[Records excerpted from a collection]

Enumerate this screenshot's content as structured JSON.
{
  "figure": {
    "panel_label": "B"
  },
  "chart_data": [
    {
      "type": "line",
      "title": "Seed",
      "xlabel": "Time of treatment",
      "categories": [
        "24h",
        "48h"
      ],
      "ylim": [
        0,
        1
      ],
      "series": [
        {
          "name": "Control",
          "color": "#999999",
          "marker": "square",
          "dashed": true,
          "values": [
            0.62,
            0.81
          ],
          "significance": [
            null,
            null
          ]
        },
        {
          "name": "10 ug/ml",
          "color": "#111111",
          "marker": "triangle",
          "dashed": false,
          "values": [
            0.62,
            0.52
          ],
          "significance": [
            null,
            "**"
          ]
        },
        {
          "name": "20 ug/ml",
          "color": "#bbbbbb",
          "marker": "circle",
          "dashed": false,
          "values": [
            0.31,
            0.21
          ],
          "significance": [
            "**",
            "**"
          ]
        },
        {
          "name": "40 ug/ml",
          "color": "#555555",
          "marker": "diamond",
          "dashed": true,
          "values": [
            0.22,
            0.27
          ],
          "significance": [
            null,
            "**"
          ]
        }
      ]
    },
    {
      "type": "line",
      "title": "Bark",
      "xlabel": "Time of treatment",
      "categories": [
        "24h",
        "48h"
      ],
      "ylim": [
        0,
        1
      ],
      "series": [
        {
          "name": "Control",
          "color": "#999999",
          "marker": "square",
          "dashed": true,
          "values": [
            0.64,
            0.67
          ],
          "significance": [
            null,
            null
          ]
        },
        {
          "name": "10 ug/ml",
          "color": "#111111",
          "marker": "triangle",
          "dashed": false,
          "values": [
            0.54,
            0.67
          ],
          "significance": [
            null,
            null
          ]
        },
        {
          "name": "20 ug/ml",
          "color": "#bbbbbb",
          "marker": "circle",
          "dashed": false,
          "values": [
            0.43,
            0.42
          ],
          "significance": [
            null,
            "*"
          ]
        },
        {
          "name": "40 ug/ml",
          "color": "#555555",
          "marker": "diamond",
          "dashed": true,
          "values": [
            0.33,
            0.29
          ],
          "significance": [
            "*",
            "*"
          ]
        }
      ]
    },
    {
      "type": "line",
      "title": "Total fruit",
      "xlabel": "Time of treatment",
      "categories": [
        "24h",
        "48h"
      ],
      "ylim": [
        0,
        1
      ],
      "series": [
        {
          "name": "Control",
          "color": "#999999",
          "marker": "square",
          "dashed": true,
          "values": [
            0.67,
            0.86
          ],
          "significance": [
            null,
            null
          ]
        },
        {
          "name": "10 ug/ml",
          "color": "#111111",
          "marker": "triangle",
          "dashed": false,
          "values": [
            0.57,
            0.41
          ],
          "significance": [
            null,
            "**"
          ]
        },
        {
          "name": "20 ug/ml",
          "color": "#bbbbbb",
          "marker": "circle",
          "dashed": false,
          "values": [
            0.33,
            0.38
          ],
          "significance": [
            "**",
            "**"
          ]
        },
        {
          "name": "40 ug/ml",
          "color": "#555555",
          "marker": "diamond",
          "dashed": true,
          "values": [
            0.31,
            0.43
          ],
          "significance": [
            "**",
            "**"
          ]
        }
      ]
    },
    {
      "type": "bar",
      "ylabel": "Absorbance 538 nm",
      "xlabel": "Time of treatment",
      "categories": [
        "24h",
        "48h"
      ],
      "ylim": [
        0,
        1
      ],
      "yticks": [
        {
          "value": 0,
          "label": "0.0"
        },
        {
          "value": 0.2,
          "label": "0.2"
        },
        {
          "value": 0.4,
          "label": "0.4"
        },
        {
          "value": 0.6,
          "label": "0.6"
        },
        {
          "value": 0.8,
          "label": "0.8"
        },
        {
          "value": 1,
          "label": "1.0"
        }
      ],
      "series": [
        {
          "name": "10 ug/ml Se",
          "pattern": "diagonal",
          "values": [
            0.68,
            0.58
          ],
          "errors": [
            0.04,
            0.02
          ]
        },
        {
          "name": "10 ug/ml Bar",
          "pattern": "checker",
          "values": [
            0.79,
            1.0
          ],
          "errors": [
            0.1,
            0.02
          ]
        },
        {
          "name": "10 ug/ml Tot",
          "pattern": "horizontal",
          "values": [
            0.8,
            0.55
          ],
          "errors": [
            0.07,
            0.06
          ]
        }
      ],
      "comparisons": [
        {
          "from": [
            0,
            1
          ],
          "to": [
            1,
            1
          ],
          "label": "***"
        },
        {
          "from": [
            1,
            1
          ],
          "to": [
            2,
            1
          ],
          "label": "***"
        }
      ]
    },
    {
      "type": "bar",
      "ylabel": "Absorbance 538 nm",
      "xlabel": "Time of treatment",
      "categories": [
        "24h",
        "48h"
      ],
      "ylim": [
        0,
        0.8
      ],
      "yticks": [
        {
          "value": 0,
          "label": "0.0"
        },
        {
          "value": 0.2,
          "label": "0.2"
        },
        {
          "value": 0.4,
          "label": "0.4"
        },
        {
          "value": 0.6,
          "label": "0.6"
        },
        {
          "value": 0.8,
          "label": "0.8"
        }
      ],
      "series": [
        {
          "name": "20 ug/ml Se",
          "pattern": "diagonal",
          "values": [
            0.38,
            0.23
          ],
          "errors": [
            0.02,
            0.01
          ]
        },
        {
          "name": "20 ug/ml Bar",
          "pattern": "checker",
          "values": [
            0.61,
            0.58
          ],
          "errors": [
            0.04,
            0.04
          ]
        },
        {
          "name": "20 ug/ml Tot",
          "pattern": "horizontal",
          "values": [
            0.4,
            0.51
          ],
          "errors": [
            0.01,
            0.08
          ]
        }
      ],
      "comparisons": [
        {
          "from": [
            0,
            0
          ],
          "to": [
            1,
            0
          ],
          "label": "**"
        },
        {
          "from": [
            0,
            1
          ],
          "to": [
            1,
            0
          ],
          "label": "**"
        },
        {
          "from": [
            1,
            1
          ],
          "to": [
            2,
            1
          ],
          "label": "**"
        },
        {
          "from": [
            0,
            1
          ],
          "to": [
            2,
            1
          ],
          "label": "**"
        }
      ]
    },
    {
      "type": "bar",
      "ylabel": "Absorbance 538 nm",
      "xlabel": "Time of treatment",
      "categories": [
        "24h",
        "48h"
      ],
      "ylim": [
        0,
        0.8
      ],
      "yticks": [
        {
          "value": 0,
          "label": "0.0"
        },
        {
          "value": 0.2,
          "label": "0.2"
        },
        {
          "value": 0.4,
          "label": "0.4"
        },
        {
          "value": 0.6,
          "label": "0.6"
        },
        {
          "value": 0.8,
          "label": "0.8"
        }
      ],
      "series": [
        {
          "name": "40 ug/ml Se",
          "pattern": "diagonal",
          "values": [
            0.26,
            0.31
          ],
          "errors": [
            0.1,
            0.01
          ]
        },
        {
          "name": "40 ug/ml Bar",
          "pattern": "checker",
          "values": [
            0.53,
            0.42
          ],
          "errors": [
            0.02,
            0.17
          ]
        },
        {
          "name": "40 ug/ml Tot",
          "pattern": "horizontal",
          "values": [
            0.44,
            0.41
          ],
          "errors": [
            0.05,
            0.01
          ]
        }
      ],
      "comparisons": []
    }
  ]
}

_EXERCISE GOAL_
Make an exact copy of the listing, including every line.

_COMPLETED EXERCISE_
Enumerate this screenshot's content as structured JSON.
{
  "figure": {
    "panel_label": "B"
  },
  "chart_data": [
    {
      "type": "line",
      "title": "Seed",
      "xlabel": "Time of treatment",
      "categories": [
        "24h",
        "48h"
      ],
      "ylim": [
        0,
        1
      ],
      "series": [
        {
          "name": "Control",
          "color": "#999999",
          "marker": "square",
          "dashed": true,
          "values": [
            0.62,
            0.81
          ],
          "significance": [
            null,
            null
          ]
        },
        {
          "name": "10 ug/ml",
          "color": "#111111",
          "marker": "triangle",
          "dashed": false,
          "values": [
            0.62,
            0.52
          ],
          "significance": [
            null,
            "**"
          ]
        },
        {
          "name": "20 ug/ml",
          "color": "#bbbbbb",
          "marker": "circle",
          "dashed": false,
          "values": [
            0.31,
            0.21
          ],
          "significance": [
            "**",
            "**"
          ]
        },
        {
          "name": "40 ug/ml",
          "color": "#555555",
          "marker": "diamond",
          "dashed": true,
          "values": [
            0.22,
            0.27
          ],
          "significance": [
            null,
            "**"
          ]
        }
      ]
    },
    {
      "type": "line",
      "title": "Bark",
      "xlabel": "Time of treatment",
      "categories": [
        "24h",
        "48h"
      ],
      "ylim": [
        0,
        1
      ],
      "series": [
        {
          "name": "Control",
          "color": "#999999",
          "marker": "square",
          "dashed": true,
          "values": [
            0.64,
            0.67
          ],
          "significance": [
            null,
            null
          ]
        },
        {
          "name": "10 ug/ml",
          "color": "#111111",
          "marker": "triangle",
          "dashed": false,
          "values": [
            0.54,
            0.67
          ],
          "significance": [
            null,
            null
          ]
        },
        {
          "name": "20 ug/ml",
          "color": "#bbbbbb",
          "marker": "circle",
          "dashed": false,
          "values": [
            0.43,
            0.42
          ],
          "significance": [
            null,
            "*"
          ]
        },
        {
          "name": "40 ug/ml",
          "color": "#555555",
          "marker": "diamond",
          "dashed": true,
          "values": [
            0.33,
            0.29
          ],
          "significance": [
            "*",
            "*"
          ]
        }
      ]
    },
    {
      "type": "line",
      "title": "Total fruit",
      "xlabel": "Time of treatment",
      "categories": [
        "24h",
        "48h"
      ],
      "ylim": [
        0,
        1
      ],
      "series": [
        {
          "name": "Control",
          "color": "#999999",
          "marker": "square",
          "dashed": true,
          "values": [
            0.67,
            0.86
          ],
          "significance": [
            null,
            null
          ]
        },
        {
          "name": "10 ug/ml",
          "color": "#111111",
          "marker": "triangle",
          "dashed": false,
          "values": [
            0.57,
            0.41
          ],
          "significance": [
            null,
            "**"
          ]
        },
        {
          "name": "20 ug/ml",
          "color": "#bbbbbb",
          "marker": "circle",
          "dashed": false,
          "values": [
            0.33,
            0.38
          ],
          "significance": [
            "**",
            "**"
          ]
        },
        {
          "name": "40 ug/ml",
          "color": "#555555",
          "marker": "diamond",
          "dashed": true,
          "values": [
            0.31,
            0.43
          ],
          "significance": [
            "**",
            "**"
          ]
        }
      ]
    },
    {
      "type": "bar",
      "ylabel": "Absorbance 538 nm",
      "xlabel": "Time of treatment",
      "categories": [
        "24h",
        "48h"
      ],
      "ylim": [
        0,
        1
      ],
      "yticks": [
        {
          "value": 0,
          "label": "0.0"
        },
        {
          "value": 0.2,
          "label": "0.2"
        },
        {
          "value": 0.4,
          "label": "0.4"
        },
        {
          "value": 0.6,
          "label": "0.6"
        },
        {
          "value": 0.8,
          "label": "0.8"
        },
        {
          "value": 1,
          "label": "1.0"
        }
      ],
      "series": [
        {
          "name": "10 ug/ml Se",
          "pattern": "diagonal",
          "values": [
            0.68,
            0.58
          ],
          "errors": [
            0.04,
            0.02
          ]
        },
        {
          "name": "10 ug/ml Bar",
          "pattern": "checker",
          "values": [
            0.79,
            1.0
          ],
          "errors": [
            0.1,
            0.02
          ]
        },
        {
          "name": "10 ug/ml Tot",
          "pattern": "horizontal",
          "values": [
            0.8,
            0.55
          ],
          "errors": [
            0.07,
            0.06
          ]
        }
      ],
      "comparisons": [
        {
          "from": [
            0,
            1
          ],
          "to": [
            1,
            1
          ],
          "label": "***"
        },
        {
          "from": [
            1,
            1
          ],
          "to": [
            2,
            1
          ],
          "label": "***"
        }
      ]
    },
    {
      "type": "bar",
      "ylabel": "Absorbance 538 nm",
      "xlabel": "Time of treatment",
      "categories": [
        "24h",
        "48h"
      ],
      "ylim": [
        0,
        0.8
      ],
      "yticks": [
        {
          "value": 0,
          "label": "0.0"
        },
        {
          "value": 0.2,
          "label": "0.2"
        },
        {
          "value": 0.4,
          "label": "0.4"
        },
        {
          "value": 0.6,
          "label": "0.6"
        },
        {
          "value": 0.8,
          "label": "0.8"
        }
      ],
      "series": [
        {
          "name": "20 ug/ml Se",
          "pattern": "diagonal",
          "values": [
            0.38,
            0.23
          ],
          "errors": [
            0.02,
            0.01
          ]
        },
        {
          "name": "20 ug/ml Bar",
          "pattern": "checker",
          "values": [
            0.61,
            0.58
          ],
          "errors": [
            0.04,
            0.04
          ]
        },
        {
          "name": "20 ug/ml Tot",
          "pattern": "horizontal",
          "values": [
            0.4,
            0.51
          ],
          "errors": [
            0.01,
            0.08
          ]
        }
      ],
      "comparisons": [
        {
          "from": [
            0,
            0
          ],
          "to": [
            1,
            0
          ],
          "label": "**"
        },
        {
          "from": [
            0,
            1
          ],
          "to": [
            1,
            0
          ],
          "label": "**"
        },
        {
          "from": [
            1,
            1
          ],
          "to": [
            2,
            1
          ],
          "label": "**"
        },
        {
          "from": [
            0,
            1
          ],
          "to": [
            2,
            1
          ],
          "label": "**"
        }
      ]
    },
    {
      "type": "bar",
      "ylabel": "Absorbance 538 nm",
      "xlabel": "Time of treatment",
      "categories": [
        "24h",
        "48h"
      ],
      "ylim": [
        0,
        0.8
      ],
      "yticks": [
        {
          "value": 0,
          "label": "0.0"
        },
        {
          "value": 0.2,
          "label": "0.2"
        },
        {
          "value": 0.4,
          "label": "0.4"
        },
        {
          "value": 0.6,
          "label": "0.6"
        },
        {
          "value": 0.8,
          "label": "0.8"
        }
      ],
      "series": [
        {
          "name": "40 ug/ml Se",
          "pattern": "diagonal",
          "values": [
            0.26,
            0.31
          ],
          "errors": [
            0.1,
            0.01
          ]
        },
        {
          "name": "40 ug/ml Bar",
          "pattern": "checker",
          "values": [
            0.53,
            0.42
          ],
          "errors": [
            0.02,
            0.17
          ]
        },
        {
          "name": "40 ug/ml Tot",
          "pattern": "horizontal",
          "values": [
            0.44,
            0.41
          ],
          "errors": [
            0.05,
            0.01
          ]
        }
      ],
      "comparisons": []
    }
  ]
}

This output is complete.